Copy out all lines with the word "Infected" in them.

Entries with figure data:
# # # # #

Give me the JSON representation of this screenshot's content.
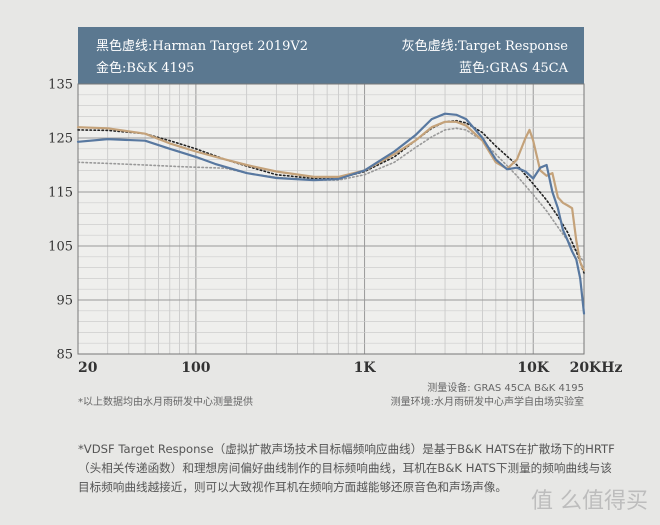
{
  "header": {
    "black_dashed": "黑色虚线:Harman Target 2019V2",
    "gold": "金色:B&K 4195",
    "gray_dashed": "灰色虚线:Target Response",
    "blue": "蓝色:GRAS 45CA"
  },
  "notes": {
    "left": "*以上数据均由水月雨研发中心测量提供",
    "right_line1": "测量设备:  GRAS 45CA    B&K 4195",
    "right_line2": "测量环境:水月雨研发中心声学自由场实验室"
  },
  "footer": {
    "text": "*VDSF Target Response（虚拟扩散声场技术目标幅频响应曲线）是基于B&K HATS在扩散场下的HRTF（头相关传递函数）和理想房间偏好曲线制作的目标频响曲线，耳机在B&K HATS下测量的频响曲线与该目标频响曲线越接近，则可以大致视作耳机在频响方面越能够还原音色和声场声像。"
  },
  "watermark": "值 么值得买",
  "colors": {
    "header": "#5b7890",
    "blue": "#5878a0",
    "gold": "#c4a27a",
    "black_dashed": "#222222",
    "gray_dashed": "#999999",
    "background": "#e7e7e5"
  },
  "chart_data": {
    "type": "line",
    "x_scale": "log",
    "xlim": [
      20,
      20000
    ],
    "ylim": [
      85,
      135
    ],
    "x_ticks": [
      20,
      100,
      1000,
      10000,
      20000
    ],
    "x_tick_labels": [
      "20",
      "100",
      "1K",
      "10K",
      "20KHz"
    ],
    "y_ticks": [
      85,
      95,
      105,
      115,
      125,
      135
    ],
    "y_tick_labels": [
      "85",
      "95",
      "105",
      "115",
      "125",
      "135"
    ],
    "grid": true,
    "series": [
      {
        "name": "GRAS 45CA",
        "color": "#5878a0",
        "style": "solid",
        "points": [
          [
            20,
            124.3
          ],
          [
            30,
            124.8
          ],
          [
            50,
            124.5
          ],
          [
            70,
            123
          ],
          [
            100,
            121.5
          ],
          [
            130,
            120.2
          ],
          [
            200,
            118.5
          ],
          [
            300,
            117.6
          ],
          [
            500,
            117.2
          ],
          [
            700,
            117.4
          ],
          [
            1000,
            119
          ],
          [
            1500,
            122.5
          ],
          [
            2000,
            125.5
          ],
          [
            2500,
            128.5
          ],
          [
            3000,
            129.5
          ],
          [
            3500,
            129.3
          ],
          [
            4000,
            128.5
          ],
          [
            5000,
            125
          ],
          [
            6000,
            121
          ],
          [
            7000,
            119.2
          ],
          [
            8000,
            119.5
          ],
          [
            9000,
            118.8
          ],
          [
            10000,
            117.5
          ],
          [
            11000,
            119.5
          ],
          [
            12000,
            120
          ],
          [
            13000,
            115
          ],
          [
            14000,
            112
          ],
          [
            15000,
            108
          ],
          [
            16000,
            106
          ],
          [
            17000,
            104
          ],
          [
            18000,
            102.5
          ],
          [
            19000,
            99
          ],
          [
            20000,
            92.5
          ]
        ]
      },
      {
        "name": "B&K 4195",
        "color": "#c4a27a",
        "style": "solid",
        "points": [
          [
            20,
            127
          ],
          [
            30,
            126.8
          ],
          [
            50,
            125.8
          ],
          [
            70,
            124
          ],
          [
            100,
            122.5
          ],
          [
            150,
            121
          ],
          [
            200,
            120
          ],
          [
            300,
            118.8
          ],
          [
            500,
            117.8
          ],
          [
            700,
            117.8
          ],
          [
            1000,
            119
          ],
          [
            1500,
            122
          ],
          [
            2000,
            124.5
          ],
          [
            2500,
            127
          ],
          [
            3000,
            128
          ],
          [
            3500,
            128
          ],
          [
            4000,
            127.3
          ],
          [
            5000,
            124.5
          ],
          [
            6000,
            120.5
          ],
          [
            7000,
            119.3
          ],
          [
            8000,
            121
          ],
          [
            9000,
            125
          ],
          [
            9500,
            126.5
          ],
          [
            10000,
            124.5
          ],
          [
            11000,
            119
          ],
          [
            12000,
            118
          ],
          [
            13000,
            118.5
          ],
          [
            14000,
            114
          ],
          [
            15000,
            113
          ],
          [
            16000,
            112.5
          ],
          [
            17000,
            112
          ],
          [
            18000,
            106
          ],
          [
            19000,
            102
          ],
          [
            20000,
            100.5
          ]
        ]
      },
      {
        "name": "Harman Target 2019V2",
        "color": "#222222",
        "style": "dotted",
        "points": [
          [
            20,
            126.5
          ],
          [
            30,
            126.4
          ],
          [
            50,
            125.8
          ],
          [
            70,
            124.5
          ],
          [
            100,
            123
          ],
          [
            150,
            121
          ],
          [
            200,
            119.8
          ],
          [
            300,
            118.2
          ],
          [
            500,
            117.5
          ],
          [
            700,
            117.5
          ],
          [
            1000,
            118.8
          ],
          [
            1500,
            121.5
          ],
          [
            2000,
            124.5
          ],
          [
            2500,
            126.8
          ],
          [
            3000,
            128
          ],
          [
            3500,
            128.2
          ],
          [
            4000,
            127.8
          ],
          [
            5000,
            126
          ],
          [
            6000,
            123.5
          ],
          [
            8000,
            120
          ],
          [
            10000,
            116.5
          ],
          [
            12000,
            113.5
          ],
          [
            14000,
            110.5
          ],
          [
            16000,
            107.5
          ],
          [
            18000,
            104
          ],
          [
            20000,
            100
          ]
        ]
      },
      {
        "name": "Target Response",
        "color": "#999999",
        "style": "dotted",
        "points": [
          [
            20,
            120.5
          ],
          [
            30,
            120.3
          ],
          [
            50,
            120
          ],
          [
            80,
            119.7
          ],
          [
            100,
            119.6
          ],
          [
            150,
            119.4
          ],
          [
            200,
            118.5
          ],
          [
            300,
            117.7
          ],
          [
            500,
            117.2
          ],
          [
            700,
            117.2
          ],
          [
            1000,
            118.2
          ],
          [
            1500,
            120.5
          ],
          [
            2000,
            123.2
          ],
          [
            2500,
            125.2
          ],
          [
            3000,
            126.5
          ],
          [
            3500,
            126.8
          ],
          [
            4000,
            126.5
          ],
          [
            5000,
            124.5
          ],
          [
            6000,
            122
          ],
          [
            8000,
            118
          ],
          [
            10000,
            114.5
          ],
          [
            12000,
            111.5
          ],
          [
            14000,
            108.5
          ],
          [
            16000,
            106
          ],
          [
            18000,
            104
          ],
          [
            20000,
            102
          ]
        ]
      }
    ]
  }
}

# # # # #

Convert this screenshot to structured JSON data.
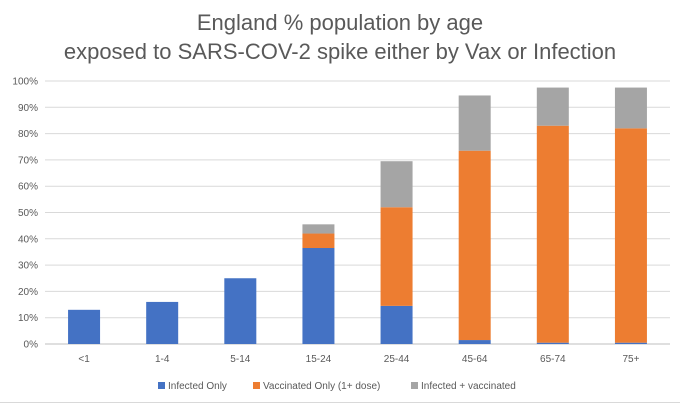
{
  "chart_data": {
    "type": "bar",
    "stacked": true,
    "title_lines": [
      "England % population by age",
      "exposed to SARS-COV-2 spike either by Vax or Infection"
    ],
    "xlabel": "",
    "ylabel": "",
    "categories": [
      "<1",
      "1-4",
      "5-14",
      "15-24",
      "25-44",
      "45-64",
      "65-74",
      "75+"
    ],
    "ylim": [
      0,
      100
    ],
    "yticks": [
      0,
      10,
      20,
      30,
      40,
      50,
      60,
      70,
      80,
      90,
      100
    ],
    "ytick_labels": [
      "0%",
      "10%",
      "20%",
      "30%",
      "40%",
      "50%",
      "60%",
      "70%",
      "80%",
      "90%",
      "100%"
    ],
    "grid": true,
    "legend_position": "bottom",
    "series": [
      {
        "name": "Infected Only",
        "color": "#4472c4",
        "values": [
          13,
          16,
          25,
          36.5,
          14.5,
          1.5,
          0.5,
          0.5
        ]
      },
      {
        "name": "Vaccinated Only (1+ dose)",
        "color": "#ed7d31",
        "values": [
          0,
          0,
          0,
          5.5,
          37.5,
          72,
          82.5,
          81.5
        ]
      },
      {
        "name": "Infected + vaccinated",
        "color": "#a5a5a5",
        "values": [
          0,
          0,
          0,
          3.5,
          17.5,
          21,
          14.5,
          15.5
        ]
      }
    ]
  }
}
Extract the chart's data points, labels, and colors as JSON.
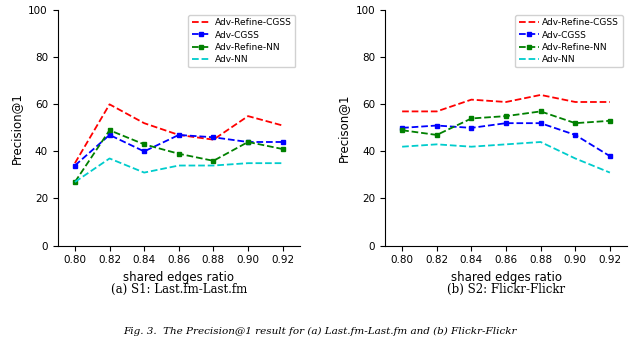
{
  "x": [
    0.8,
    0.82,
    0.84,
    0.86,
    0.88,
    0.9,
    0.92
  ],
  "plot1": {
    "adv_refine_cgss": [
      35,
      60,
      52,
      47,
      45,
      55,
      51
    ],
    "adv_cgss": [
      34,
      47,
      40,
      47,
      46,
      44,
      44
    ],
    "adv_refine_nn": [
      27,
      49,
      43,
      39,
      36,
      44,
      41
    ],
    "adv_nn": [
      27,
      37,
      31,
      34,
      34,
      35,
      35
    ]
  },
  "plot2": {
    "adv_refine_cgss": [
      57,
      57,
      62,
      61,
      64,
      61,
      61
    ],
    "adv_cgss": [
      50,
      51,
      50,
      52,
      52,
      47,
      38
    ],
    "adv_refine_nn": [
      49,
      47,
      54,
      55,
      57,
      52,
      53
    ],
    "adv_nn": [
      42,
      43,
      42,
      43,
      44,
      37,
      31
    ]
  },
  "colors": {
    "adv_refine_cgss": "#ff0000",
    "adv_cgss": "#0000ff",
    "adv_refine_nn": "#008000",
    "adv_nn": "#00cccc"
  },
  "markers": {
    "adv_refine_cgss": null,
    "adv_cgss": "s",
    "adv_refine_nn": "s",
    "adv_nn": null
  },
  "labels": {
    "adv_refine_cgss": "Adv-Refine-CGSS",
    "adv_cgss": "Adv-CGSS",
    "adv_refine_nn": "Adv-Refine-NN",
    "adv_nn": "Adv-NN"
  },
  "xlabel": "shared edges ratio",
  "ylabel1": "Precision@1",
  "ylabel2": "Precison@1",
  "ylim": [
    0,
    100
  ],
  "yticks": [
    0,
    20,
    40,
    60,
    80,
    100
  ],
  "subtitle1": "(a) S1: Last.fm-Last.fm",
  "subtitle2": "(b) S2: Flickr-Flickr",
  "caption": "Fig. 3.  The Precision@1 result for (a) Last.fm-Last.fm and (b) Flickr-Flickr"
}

# # # # #

:: Output of the task ::
        "name": "Infected Only",
        "name": "Infected + vaccinated",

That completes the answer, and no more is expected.